-- Given task --
Collect all lines containing the word "this" from the data.

-- Exercise inputs --
--- begin ---

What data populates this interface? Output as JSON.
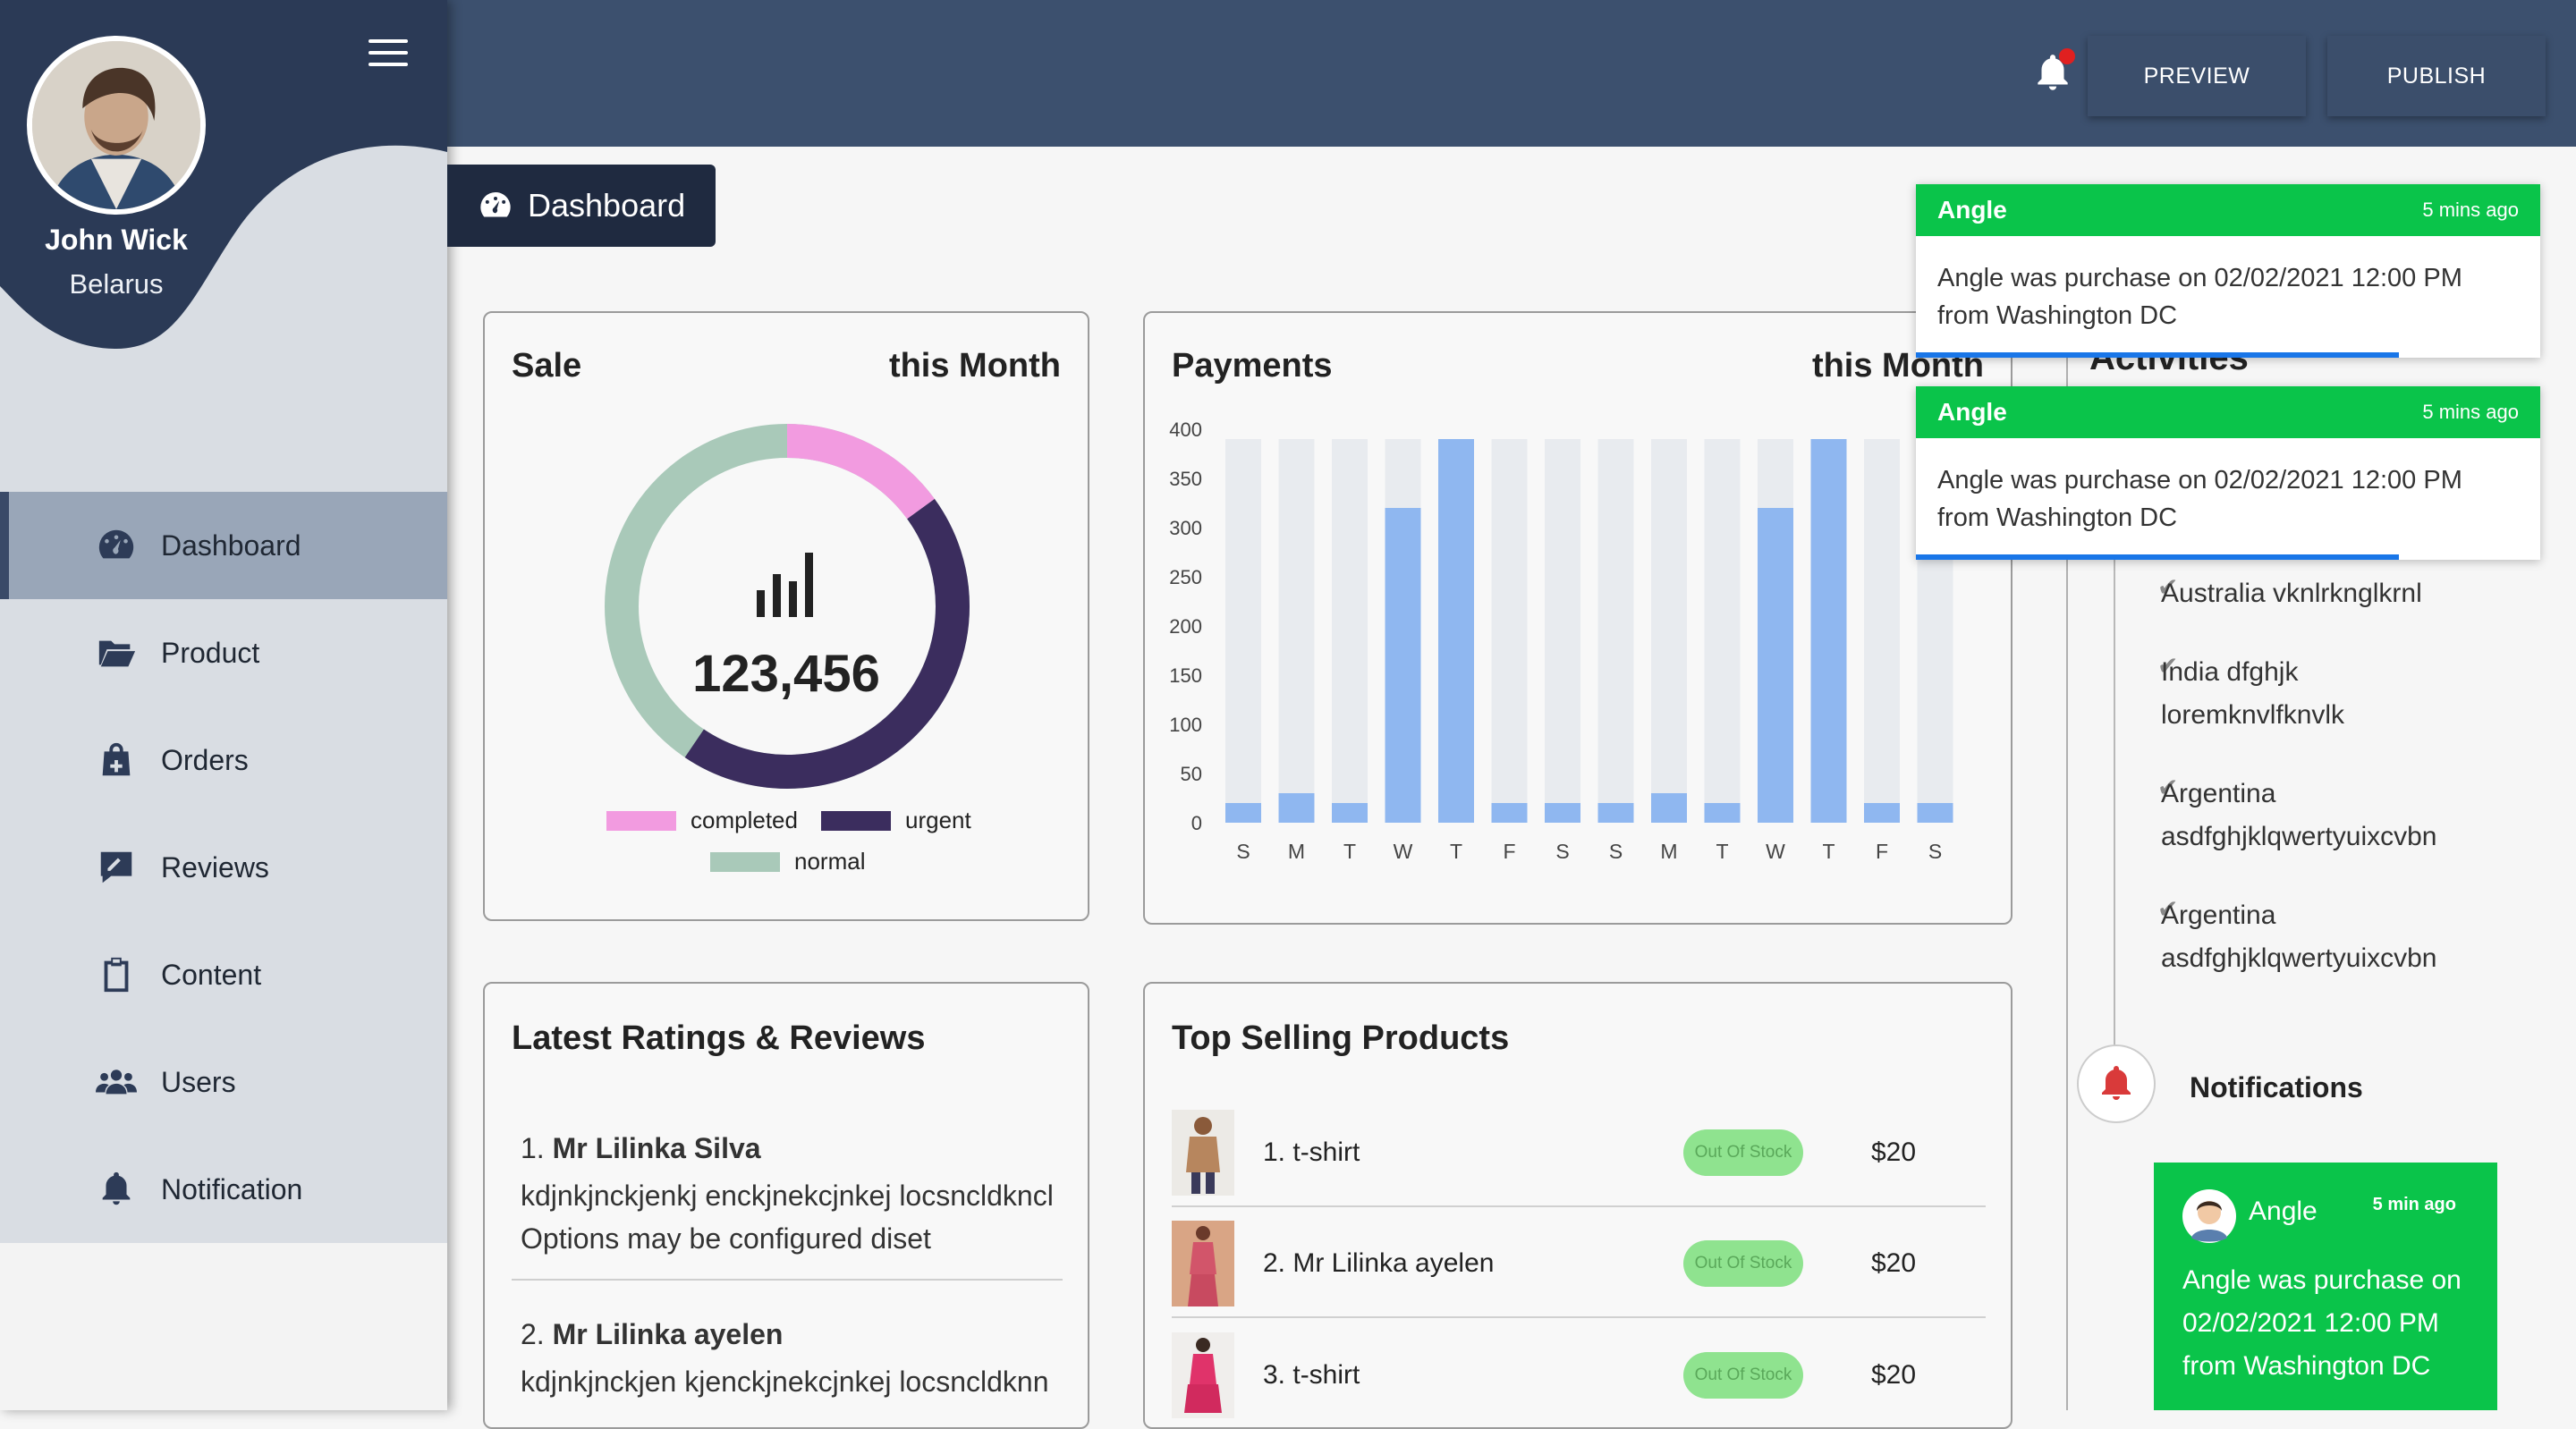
{
  "profile": {
    "name": "John Wick",
    "country": "Belarus"
  },
  "sidebar": {
    "items": [
      {
        "label": "Dashboard",
        "icon": "tachometer-icon"
      },
      {
        "label": "Product",
        "icon": "folder-open-icon"
      },
      {
        "label": "Orders",
        "icon": "shopping-bag-icon"
      },
      {
        "label": "Reviews",
        "icon": "edit-icon"
      },
      {
        "label": "Content",
        "icon": "clipboard-icon"
      },
      {
        "label": "Users",
        "icon": "users-icon"
      },
      {
        "label": "Notification",
        "icon": "bell-icon"
      }
    ]
  },
  "header": {
    "preview_label": "PREVIEW",
    "publish_label": "PUBLISH"
  },
  "breadcrumb": {
    "label": "Dashboard"
  },
  "sale_card": {
    "title": "Sale",
    "period": "this Month",
    "total": "123,456",
    "legend": [
      {
        "label": "completed",
        "color": "#f29be0"
      },
      {
        "label": "urgent",
        "color": "#3b2d5e"
      },
      {
        "label": "normal",
        "color": "#a9c9b9"
      }
    ]
  },
  "chart_data": {
    "type": "bar",
    "title": "Payments",
    "subtitle": "this Month",
    "categories": [
      "S",
      "M",
      "T",
      "W",
      "T",
      "F",
      "S",
      "S",
      "M",
      "T",
      "W",
      "T",
      "F",
      "S"
    ],
    "values": [
      20,
      30,
      20,
      320,
      390,
      20,
      20,
      20,
      30,
      20,
      320,
      390,
      20,
      20
    ],
    "background_max": 390,
    "ylim": [
      0,
      400
    ],
    "yticks": [
      0,
      50,
      100,
      150,
      200,
      250,
      300,
      350,
      400
    ],
    "colors": {
      "bar": "#8fb7f0",
      "track": "#e8ebef"
    }
  },
  "reviews": {
    "title": "Latest Ratings & Reviews",
    "items": [
      {
        "index": "1.",
        "name": "Mr Lilinka Silva",
        "line1": "kdjnkjnckjenkj enckjnekcjnkej locsncldkncl",
        "line2": "Options may be configured diset"
      },
      {
        "index": "2.",
        "name": "Mr Lilinka ayelen",
        "line1": "kdjnkjnckjen kjenckjnekcjnkej locsncldknn",
        "line2": ""
      }
    ]
  },
  "top_products": {
    "title": "Top Selling Products",
    "items": [
      {
        "name": "1. t-shirt",
        "stock": "Out Of Stock",
        "price": "$20"
      },
      {
        "name": "2. Mr Lilinka ayelen",
        "stock": "Out Of Stock",
        "price": "$20"
      },
      {
        "name": "3. t-shirt",
        "stock": "Out Of Stock",
        "price": "$20"
      }
    ]
  },
  "activities": {
    "title": "Activities",
    "items": [
      {
        "line1": "Australia vknlrknglkrnl",
        "line2": ""
      },
      {
        "line1": "India dfghjk",
        "line2": "loremknvlfknvlk"
      },
      {
        "line1": "Argentina",
        "line2": "asdfghjklqwertyuixcvbn"
      },
      {
        "line1": "Argentina",
        "line2": "asdfghjklqwertyuixcvbn"
      }
    ],
    "notifications_label": "Notifications",
    "notification_card": {
      "name": "Angle",
      "time": "5 min ago",
      "line1": "Angle was purchase on",
      "line2": "02/02/2021 12:00 PM",
      "line3": "from Washington DC"
    }
  },
  "toasts": [
    {
      "title": "Angle",
      "time": "5 mins ago",
      "message": "Angle was purchase on 02/02/2021 12:00 PM from Washington DC"
    },
    {
      "title": "Angle",
      "time": "5 mins ago",
      "message": "Angle was purchase on 02/02/2021 12:00 PM from Washington DC"
    }
  ]
}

--- end ---

-- Written reply --
What data populates this interface? Output as JSON.
    "period": "this Month",
    "subtitle": "this Month",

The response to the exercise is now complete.